TEXT PROVIDED:
————

Topic tags/keywords: attaching back to swivel barstool

Howdy, long time reader, first time poster.
My friend has asked me to build her a barstool using the attached image as inspiration. This is an armless swivel barstool. I need help figuring out what would be the strongest most appropriate and fastest joinery method to use when attaching the back to the 1” thick base. Hand cut mortise and tenon, floating tenon, pocket screws, but joint with big screw? Any advice would be much appreciated

4 replies so far

View kaerlighedsbamsen's profile


1170 posts in 1133 days

#1 posted 02-17-2016 02:26 PM

Finger joints are by far the strongest.

-- "Do or Do not. There is no try." - Yoda

View Cooler's profile


216 posts in 263 days

#2 posted 02-17-2016 02:40 PM

Finger joints or through dovetails. Both give lots of gluing area. The finger joints will have longer tails and that might be the swing-vote. I don’t know how you could execute this though.

I think this would normally be done with mortise and tenon however. The image looks like pine, and if that is the case a floating tenon of hardwood would be my choice.

Dowels would be the fast and dirty way. I would not use it unless you add some corner braces to the back.

This example shows the corner braces:

-- This post is a hand-crafted natural product. Slight variations in spelling and grammar should not be viewed as flaws or defects, but rather as an integral characteristic of the creative process.

————

INFORMATION SHOWN:
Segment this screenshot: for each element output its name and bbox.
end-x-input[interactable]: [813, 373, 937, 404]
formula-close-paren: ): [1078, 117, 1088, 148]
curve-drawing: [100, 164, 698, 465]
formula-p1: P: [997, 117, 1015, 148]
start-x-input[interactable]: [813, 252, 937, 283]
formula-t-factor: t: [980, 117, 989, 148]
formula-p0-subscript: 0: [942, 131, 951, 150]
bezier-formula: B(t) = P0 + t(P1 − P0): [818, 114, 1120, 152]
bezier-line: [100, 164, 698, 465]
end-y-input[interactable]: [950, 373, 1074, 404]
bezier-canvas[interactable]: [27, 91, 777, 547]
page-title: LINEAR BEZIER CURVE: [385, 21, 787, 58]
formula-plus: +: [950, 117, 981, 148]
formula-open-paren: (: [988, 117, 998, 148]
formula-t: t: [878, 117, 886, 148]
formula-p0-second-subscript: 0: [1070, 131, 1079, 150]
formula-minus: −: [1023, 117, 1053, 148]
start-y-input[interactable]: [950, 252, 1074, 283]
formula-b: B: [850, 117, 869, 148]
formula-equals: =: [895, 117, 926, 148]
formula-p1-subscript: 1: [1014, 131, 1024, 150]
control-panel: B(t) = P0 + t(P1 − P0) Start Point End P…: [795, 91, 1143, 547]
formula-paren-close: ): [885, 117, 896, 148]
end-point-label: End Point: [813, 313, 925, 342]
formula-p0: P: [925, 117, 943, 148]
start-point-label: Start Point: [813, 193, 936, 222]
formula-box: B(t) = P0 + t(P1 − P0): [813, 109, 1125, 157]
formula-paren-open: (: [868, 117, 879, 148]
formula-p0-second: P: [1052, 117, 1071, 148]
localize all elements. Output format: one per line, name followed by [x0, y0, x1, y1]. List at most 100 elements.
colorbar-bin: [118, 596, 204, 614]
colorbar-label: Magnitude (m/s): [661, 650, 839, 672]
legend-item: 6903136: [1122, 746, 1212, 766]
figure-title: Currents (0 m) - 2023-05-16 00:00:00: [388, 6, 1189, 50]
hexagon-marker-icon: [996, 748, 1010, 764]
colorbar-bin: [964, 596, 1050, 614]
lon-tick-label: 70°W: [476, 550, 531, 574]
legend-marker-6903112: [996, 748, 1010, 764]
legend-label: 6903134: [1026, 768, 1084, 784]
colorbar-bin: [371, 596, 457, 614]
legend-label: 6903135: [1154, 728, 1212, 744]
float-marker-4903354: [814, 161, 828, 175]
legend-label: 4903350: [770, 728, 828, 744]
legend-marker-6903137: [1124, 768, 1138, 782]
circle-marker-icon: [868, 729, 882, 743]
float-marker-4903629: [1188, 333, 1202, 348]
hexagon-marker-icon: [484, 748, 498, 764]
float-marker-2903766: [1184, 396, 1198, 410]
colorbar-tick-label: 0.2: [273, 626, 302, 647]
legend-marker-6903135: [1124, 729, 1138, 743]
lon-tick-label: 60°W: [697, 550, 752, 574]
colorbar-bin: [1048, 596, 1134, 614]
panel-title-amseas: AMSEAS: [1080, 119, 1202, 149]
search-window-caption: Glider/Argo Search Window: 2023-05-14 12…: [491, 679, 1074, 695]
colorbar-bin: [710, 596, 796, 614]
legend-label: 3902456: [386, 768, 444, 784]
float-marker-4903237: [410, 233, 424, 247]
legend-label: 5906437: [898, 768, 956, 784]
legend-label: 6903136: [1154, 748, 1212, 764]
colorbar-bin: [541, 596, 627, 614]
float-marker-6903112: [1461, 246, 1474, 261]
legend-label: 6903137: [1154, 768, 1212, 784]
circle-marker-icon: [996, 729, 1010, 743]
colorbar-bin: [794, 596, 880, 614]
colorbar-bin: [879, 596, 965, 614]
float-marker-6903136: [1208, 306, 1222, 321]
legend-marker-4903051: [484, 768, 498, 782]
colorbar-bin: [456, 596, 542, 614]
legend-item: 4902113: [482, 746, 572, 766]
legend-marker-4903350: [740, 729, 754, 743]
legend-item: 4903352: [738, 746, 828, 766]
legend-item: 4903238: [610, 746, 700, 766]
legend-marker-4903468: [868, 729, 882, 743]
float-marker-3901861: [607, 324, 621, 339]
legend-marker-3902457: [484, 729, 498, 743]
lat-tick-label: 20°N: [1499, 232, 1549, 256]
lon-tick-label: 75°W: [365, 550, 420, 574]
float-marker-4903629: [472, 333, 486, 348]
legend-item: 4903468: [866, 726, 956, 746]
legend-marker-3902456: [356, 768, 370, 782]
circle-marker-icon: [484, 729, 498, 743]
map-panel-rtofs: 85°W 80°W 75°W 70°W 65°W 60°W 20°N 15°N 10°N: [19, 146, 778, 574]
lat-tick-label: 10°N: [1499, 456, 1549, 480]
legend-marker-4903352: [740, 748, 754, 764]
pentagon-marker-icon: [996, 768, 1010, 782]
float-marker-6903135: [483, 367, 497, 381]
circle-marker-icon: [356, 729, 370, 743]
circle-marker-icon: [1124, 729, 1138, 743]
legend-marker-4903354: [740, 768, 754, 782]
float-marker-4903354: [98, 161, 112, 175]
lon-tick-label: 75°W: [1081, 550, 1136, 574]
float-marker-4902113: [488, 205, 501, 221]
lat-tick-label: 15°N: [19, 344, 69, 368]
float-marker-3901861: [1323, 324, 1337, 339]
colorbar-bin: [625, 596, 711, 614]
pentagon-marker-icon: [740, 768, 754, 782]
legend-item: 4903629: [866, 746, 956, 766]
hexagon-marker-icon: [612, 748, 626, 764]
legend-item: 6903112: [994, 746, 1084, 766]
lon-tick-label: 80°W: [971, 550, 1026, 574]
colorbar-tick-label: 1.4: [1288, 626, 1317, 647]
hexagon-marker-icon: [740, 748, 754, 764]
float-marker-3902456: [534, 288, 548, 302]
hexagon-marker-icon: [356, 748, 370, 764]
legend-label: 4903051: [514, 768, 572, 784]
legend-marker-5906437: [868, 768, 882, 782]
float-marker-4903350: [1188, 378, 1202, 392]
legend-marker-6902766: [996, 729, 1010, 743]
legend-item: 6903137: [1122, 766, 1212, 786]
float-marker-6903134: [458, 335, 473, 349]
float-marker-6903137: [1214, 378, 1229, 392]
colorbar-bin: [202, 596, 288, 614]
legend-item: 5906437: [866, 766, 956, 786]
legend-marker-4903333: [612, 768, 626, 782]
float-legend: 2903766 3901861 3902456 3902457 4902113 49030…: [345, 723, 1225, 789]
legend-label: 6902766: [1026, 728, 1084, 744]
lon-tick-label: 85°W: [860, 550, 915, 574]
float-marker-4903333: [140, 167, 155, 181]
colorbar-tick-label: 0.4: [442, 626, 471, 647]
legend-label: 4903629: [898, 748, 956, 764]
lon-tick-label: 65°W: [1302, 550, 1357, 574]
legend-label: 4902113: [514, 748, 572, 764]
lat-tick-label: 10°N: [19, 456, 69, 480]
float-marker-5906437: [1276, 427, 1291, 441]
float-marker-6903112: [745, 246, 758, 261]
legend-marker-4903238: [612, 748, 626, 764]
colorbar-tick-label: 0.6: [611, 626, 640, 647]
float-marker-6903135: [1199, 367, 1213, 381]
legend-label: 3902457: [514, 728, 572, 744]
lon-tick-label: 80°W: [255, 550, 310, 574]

————

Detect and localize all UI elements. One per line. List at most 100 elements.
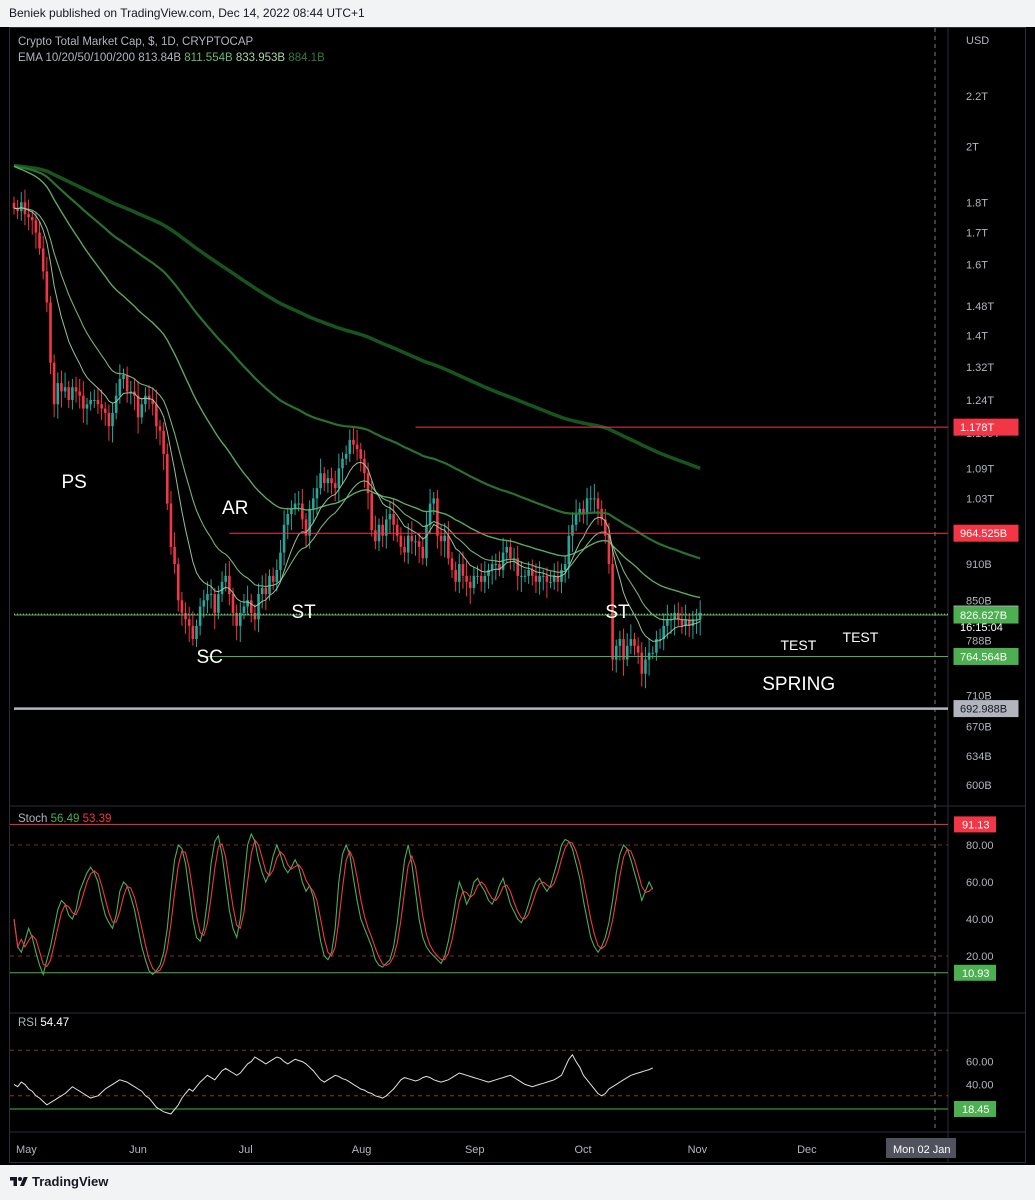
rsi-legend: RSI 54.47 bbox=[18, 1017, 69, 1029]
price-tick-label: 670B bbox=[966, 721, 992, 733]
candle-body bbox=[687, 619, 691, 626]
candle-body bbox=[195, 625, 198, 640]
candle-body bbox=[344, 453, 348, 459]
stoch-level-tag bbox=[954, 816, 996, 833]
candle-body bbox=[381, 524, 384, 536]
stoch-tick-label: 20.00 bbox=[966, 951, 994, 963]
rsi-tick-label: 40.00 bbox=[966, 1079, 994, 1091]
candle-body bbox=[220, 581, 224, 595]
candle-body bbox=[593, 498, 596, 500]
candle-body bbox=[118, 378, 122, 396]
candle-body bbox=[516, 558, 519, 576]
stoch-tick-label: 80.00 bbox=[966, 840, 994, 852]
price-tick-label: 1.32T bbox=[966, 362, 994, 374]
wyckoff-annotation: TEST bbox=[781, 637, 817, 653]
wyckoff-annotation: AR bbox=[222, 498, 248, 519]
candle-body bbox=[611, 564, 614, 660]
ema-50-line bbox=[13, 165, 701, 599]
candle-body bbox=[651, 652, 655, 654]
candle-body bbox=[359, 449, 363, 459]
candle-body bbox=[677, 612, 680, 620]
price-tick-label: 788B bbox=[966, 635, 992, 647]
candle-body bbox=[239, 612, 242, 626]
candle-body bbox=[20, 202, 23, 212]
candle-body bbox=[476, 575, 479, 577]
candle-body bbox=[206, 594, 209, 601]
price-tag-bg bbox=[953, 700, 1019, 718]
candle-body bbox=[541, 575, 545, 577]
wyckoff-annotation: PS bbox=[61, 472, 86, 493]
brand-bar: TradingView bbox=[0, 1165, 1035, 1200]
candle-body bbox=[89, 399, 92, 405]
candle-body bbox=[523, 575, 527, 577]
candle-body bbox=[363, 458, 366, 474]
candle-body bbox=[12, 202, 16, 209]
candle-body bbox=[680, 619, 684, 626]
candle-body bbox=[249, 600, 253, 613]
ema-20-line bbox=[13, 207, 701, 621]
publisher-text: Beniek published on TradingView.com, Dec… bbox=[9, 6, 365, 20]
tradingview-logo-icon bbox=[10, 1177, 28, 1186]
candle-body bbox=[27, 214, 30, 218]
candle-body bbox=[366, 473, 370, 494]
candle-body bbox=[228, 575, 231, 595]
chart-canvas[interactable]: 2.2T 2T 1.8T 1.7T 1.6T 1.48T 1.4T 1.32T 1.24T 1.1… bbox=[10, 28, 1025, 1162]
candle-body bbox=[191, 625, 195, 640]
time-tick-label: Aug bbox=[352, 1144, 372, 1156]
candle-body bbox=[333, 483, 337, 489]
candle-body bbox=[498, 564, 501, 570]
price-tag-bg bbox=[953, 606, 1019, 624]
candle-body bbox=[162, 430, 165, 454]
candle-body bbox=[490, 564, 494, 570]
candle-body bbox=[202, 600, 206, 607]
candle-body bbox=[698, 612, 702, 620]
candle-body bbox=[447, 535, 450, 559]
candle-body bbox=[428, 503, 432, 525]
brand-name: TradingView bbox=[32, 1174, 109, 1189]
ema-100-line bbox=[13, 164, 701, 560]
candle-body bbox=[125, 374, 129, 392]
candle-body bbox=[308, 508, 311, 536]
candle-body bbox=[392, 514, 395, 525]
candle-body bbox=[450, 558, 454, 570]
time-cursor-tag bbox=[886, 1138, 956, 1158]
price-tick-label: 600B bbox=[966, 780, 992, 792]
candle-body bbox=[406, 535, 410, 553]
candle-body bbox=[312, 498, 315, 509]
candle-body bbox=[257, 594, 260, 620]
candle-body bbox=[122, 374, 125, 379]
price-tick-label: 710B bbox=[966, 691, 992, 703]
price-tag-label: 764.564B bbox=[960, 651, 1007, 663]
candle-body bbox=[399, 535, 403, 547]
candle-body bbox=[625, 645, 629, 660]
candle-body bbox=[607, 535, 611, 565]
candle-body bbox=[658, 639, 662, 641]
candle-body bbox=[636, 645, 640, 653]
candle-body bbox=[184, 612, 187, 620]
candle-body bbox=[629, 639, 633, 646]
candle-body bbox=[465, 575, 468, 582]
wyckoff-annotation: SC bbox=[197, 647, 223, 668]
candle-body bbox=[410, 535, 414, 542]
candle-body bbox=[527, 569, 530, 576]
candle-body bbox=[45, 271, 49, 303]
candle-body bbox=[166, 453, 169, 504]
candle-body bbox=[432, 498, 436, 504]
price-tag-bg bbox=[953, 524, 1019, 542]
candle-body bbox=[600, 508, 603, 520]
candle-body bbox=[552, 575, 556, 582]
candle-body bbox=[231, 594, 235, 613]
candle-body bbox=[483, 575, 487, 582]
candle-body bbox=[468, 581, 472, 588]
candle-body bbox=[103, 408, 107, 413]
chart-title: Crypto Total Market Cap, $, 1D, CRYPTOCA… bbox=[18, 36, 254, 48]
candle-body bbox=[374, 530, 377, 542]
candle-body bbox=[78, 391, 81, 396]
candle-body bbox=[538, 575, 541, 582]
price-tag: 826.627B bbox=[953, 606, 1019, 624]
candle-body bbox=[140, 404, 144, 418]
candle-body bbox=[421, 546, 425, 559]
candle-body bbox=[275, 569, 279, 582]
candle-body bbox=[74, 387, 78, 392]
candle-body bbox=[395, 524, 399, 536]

————

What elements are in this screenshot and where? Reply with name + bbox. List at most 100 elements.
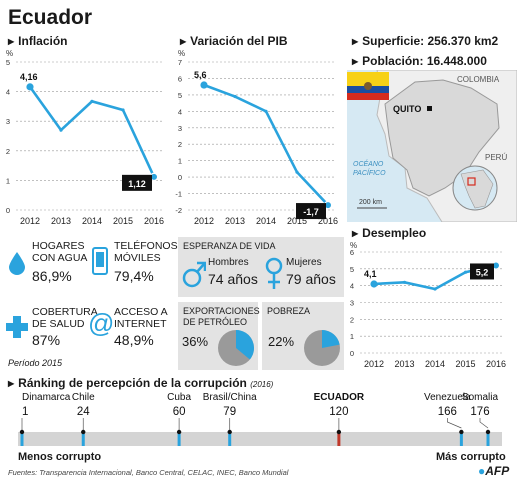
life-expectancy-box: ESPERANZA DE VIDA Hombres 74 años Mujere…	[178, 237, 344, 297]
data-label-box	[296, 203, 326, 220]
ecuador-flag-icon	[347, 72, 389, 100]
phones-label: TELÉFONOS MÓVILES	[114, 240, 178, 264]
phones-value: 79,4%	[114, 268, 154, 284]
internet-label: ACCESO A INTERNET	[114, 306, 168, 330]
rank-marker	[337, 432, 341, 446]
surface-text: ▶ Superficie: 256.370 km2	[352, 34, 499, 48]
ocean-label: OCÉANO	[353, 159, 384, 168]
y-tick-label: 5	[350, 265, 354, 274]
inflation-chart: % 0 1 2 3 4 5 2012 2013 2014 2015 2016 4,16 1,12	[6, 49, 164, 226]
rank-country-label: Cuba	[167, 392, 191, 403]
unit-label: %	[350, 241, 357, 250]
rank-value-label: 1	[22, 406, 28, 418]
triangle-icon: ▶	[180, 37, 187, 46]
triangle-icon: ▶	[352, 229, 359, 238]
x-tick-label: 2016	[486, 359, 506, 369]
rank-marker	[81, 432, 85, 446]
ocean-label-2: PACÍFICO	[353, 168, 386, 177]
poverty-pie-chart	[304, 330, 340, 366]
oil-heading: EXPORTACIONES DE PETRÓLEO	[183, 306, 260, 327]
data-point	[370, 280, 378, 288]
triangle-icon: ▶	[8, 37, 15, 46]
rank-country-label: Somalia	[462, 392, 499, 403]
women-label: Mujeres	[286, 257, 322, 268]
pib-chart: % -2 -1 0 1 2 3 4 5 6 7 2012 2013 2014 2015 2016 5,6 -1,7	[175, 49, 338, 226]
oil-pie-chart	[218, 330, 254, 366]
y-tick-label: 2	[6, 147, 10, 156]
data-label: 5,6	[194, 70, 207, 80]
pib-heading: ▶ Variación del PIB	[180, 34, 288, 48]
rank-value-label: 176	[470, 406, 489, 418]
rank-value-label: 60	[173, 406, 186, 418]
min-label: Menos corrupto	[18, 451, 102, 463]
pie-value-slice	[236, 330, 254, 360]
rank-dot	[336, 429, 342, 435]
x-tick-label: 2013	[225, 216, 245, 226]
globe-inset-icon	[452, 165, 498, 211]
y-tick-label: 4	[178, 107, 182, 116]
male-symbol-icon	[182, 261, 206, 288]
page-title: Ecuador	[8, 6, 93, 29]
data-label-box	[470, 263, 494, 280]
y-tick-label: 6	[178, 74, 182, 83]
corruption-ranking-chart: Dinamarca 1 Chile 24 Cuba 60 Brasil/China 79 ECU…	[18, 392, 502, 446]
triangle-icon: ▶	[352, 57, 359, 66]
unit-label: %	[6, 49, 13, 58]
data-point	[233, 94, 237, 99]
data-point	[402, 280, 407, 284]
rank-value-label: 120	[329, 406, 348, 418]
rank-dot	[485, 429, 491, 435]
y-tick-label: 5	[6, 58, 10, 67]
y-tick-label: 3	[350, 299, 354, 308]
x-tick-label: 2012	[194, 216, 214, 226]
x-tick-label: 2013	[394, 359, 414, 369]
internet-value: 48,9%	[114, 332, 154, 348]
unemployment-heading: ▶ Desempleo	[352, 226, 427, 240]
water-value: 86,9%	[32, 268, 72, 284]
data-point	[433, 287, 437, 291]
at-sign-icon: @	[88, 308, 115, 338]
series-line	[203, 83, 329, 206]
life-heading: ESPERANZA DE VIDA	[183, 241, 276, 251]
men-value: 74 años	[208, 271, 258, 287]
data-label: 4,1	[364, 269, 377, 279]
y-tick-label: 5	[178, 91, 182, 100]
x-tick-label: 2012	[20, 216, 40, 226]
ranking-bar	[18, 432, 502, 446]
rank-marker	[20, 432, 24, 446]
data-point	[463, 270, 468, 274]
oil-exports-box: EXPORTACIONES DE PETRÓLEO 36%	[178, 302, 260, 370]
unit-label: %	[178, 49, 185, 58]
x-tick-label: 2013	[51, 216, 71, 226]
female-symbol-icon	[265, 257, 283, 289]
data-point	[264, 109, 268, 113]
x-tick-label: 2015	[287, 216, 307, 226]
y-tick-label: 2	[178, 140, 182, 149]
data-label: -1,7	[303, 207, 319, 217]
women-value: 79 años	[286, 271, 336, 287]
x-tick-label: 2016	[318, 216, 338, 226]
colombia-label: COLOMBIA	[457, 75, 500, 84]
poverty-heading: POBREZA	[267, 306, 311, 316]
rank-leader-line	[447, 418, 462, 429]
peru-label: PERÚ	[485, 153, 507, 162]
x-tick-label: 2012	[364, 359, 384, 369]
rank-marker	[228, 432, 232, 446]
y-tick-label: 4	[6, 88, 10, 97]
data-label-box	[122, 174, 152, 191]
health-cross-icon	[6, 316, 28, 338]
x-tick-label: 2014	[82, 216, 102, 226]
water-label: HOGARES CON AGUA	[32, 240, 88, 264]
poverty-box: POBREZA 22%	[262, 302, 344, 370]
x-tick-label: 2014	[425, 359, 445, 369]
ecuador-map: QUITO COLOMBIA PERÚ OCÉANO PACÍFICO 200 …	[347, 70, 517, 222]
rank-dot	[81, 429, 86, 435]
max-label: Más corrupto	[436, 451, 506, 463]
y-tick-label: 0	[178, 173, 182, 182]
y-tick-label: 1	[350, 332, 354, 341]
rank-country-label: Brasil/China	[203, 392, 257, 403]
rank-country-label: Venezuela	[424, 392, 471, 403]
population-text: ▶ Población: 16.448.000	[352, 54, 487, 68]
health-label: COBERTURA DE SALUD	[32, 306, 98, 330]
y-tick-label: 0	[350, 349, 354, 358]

————

TASK REQUIREMENTS:
**a)** According to the barstool forum thread, how thick is the base that the back will be attached to?
**b)** Reproduce the barstool forum thread from "I think this" up to and including "to the back.", changing "hardwood" to "oak".
The entries are separate material, apart from the barstool forum thread.

OUTPUTS FOR THE TASKS:
**a)** The base is 1 inch thick.

**b)**
I think this would normally be done with mortise and tenon however. The image looks like pine, and if that is the case a floating tenon of oak would be my choice.

Dowels would be the fast and dirty way. I would not use it unless you add some corner braces to the back.